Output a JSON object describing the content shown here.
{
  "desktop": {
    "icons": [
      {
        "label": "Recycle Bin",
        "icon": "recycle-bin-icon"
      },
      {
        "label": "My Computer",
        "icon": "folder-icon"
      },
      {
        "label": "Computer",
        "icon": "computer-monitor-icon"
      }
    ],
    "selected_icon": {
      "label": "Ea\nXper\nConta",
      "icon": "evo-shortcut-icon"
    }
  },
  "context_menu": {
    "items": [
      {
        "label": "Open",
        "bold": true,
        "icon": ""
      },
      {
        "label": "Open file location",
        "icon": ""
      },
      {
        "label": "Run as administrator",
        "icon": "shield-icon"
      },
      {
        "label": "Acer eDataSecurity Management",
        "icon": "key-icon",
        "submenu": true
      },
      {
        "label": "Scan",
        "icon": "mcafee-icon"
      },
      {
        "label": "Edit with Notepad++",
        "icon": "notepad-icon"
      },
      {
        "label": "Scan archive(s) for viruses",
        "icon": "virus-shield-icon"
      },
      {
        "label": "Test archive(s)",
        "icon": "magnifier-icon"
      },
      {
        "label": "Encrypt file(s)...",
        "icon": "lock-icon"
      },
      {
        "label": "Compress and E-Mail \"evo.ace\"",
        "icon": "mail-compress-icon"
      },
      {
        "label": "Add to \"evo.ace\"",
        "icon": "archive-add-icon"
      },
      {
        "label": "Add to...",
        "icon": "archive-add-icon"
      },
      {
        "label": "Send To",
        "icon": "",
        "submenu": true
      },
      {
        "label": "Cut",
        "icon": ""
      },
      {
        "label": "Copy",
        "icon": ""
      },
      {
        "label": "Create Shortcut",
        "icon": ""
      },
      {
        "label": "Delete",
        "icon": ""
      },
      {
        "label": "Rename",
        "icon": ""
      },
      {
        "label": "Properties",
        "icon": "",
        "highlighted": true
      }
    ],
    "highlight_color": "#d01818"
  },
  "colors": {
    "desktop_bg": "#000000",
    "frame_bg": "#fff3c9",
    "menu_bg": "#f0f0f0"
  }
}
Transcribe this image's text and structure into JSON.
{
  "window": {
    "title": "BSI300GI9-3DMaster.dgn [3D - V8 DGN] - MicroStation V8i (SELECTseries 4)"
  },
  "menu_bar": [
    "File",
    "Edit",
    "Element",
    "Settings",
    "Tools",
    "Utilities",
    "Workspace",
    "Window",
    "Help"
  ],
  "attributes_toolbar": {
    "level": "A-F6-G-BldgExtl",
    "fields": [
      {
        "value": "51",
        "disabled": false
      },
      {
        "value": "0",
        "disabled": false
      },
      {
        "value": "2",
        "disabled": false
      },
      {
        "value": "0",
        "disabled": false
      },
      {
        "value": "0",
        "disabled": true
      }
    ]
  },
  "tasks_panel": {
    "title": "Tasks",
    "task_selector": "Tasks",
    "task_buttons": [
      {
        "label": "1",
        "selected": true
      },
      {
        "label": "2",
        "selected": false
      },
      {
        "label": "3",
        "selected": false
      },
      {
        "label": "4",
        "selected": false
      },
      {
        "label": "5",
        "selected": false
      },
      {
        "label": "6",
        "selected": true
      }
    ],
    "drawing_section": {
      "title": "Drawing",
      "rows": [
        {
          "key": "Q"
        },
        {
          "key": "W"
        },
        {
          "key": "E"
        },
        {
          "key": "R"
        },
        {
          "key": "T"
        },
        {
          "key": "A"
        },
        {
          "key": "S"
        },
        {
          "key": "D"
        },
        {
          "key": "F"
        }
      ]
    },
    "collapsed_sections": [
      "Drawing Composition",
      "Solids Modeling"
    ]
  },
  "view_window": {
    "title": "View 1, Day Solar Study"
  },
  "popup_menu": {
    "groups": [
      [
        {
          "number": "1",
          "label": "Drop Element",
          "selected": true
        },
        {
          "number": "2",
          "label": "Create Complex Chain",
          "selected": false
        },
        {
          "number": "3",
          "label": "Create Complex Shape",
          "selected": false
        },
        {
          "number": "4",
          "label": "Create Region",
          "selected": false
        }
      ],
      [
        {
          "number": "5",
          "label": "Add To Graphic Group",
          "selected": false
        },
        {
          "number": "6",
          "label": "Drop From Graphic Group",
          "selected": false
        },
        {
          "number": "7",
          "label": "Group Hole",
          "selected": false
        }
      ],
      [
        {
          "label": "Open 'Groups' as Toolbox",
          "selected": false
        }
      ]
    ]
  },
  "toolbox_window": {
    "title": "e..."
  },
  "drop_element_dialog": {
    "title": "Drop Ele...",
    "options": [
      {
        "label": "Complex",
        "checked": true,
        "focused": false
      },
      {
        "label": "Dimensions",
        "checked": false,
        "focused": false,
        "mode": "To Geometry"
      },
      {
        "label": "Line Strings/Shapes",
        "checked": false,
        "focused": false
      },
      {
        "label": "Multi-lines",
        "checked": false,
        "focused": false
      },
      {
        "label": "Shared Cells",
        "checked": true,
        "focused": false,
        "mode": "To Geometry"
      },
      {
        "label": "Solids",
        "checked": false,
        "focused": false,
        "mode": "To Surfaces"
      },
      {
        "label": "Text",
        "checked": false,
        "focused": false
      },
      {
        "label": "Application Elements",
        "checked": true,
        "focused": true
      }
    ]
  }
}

-------

● **EXERCISE BRIEF**
Note each line above that contains "archive" and copy it out.

● **ANSWER SECTION**
        "label": "Scan archive(s) for viruses",
        "label": "Test archive(s)",
        "icon": "archive-add-icon"
        "icon": "archive-add-icon"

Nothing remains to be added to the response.